● EXERCISE PROMPT
Identify each line containing the word "bonds" and copy it.

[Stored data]

↓↓↓

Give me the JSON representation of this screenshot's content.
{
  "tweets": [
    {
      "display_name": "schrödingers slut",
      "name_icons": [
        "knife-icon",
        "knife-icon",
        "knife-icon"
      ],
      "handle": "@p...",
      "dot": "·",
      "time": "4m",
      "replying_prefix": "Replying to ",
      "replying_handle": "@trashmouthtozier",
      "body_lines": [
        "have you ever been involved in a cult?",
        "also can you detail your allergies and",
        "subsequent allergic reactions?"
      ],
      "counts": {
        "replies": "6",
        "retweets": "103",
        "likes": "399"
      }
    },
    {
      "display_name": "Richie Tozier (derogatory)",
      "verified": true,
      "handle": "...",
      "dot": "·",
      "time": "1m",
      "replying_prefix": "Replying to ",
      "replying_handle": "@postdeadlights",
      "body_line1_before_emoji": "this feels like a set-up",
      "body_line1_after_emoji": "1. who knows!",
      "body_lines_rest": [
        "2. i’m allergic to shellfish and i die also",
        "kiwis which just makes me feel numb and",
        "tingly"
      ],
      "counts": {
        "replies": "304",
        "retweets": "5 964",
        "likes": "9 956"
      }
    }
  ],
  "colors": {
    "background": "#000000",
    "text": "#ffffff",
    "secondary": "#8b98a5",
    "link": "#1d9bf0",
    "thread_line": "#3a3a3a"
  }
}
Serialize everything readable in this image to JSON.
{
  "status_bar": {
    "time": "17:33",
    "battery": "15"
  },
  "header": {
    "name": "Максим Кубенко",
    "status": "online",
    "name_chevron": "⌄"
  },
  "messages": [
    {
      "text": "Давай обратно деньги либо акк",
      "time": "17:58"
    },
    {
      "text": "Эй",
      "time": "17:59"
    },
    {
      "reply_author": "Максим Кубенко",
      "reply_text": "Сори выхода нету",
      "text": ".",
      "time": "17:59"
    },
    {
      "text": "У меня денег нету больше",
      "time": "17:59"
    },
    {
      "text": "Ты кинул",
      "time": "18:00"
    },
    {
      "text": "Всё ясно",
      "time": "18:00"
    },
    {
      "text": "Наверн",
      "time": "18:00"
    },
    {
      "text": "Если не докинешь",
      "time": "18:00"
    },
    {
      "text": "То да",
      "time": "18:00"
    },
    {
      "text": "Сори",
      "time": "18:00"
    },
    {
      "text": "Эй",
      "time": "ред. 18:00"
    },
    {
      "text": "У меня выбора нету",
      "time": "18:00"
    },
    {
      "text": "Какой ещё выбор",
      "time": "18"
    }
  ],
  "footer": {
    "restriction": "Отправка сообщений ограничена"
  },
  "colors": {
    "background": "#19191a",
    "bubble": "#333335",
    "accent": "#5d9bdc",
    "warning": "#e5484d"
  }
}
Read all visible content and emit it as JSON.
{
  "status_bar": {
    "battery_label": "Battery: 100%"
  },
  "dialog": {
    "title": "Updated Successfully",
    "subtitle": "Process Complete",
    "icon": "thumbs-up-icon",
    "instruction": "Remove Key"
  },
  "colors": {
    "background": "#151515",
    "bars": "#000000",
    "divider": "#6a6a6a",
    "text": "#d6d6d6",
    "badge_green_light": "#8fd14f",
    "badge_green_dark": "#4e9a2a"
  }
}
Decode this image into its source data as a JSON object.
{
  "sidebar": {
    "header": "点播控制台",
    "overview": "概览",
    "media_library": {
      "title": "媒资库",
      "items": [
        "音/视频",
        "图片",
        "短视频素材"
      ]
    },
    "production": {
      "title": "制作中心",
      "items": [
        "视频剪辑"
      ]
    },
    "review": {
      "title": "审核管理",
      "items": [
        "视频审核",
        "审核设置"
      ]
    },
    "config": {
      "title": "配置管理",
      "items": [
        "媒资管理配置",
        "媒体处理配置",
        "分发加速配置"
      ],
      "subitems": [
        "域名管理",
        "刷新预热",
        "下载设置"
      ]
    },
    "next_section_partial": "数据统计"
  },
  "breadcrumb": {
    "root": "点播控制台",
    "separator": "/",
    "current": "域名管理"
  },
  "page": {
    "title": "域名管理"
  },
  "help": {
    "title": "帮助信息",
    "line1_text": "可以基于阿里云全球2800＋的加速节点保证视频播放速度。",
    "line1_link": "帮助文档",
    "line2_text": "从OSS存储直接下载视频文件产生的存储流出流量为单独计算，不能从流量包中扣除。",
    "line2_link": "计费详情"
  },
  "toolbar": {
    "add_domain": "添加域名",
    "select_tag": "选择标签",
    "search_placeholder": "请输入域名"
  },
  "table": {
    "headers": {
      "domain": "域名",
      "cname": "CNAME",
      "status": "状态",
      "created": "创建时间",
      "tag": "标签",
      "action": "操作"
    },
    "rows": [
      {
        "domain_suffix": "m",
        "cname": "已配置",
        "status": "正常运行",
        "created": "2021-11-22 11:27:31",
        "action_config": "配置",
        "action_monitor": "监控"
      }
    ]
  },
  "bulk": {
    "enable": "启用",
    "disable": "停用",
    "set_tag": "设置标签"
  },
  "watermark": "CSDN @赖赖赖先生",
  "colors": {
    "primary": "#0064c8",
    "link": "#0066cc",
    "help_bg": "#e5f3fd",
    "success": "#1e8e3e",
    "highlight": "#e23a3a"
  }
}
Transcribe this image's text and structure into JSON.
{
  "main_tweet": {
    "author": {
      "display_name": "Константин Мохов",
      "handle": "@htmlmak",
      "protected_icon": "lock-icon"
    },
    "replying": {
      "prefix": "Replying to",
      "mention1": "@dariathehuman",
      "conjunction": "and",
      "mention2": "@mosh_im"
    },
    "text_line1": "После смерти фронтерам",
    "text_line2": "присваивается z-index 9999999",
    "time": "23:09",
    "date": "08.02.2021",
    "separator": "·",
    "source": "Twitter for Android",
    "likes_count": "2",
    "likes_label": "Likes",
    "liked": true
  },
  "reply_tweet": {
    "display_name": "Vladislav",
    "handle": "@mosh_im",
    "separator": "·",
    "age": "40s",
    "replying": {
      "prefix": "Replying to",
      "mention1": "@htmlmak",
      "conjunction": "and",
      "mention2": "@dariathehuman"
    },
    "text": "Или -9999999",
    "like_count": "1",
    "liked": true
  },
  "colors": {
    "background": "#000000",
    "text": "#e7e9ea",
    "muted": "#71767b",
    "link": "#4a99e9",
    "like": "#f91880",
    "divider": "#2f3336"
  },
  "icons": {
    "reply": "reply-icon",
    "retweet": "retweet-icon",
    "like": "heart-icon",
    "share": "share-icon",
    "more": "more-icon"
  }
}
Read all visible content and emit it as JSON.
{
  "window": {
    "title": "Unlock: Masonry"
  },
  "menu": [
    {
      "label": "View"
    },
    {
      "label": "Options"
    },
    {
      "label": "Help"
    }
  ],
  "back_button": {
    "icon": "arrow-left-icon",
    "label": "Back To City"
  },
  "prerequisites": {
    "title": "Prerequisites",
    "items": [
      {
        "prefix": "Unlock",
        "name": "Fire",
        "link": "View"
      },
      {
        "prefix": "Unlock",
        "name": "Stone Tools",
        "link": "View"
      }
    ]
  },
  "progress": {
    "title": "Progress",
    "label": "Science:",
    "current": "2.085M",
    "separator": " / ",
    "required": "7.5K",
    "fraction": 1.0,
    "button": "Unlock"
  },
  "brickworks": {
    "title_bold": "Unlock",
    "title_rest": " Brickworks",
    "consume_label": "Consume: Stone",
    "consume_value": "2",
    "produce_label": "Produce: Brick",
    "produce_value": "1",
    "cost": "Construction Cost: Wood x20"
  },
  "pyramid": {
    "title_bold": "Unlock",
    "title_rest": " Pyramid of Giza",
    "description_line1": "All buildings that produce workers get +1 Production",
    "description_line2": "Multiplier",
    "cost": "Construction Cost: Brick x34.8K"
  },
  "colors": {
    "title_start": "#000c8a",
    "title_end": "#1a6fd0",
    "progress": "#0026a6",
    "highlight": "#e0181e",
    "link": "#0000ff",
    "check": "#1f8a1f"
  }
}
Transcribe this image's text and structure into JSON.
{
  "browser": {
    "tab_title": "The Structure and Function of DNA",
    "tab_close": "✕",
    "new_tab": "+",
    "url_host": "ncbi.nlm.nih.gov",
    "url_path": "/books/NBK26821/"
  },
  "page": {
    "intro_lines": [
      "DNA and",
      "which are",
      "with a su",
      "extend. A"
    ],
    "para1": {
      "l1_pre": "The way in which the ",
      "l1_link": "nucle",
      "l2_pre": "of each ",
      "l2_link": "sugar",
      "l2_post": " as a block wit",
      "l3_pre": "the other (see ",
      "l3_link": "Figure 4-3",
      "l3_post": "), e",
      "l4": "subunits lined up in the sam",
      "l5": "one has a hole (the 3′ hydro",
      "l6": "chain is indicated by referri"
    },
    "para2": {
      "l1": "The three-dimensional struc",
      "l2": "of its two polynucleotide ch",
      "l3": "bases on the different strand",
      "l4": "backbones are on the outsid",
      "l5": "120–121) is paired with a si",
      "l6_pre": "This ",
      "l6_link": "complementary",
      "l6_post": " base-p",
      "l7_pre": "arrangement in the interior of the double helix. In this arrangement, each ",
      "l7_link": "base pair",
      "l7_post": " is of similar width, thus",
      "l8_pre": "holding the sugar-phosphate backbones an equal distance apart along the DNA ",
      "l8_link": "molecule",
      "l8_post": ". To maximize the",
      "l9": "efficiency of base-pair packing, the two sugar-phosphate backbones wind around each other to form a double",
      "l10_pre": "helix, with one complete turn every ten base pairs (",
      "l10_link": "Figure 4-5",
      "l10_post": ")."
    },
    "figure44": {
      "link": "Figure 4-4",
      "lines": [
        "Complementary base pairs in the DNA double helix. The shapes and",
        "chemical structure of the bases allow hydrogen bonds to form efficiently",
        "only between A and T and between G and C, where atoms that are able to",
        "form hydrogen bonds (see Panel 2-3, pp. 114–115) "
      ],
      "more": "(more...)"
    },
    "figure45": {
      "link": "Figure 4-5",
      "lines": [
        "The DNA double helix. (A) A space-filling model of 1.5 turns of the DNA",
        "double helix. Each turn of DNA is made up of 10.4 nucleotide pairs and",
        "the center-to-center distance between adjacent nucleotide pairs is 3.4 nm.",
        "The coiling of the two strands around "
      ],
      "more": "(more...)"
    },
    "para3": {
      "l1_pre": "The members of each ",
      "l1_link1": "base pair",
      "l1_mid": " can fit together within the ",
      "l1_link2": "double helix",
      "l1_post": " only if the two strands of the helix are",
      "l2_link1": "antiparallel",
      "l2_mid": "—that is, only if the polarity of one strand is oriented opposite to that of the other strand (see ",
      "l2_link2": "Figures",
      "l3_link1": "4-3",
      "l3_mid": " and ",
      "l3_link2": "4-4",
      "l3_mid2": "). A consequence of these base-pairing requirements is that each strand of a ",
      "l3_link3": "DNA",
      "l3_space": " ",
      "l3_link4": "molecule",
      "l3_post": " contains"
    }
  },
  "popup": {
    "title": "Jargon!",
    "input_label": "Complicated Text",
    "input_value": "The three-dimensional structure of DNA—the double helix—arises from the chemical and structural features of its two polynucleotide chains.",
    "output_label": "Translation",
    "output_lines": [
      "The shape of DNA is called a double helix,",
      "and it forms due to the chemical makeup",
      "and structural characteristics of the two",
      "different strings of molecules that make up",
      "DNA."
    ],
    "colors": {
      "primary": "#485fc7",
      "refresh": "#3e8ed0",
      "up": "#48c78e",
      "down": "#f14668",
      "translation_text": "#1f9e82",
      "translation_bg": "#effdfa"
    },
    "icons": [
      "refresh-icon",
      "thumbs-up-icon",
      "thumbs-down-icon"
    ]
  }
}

↑↑↑

● ANSWER TO THIS TASK
        "chemical structure of the bases allow hydrogen bonds to form efficiently",
        "form hydrogen bonds (see Panel 2-3, pp. 114–115) "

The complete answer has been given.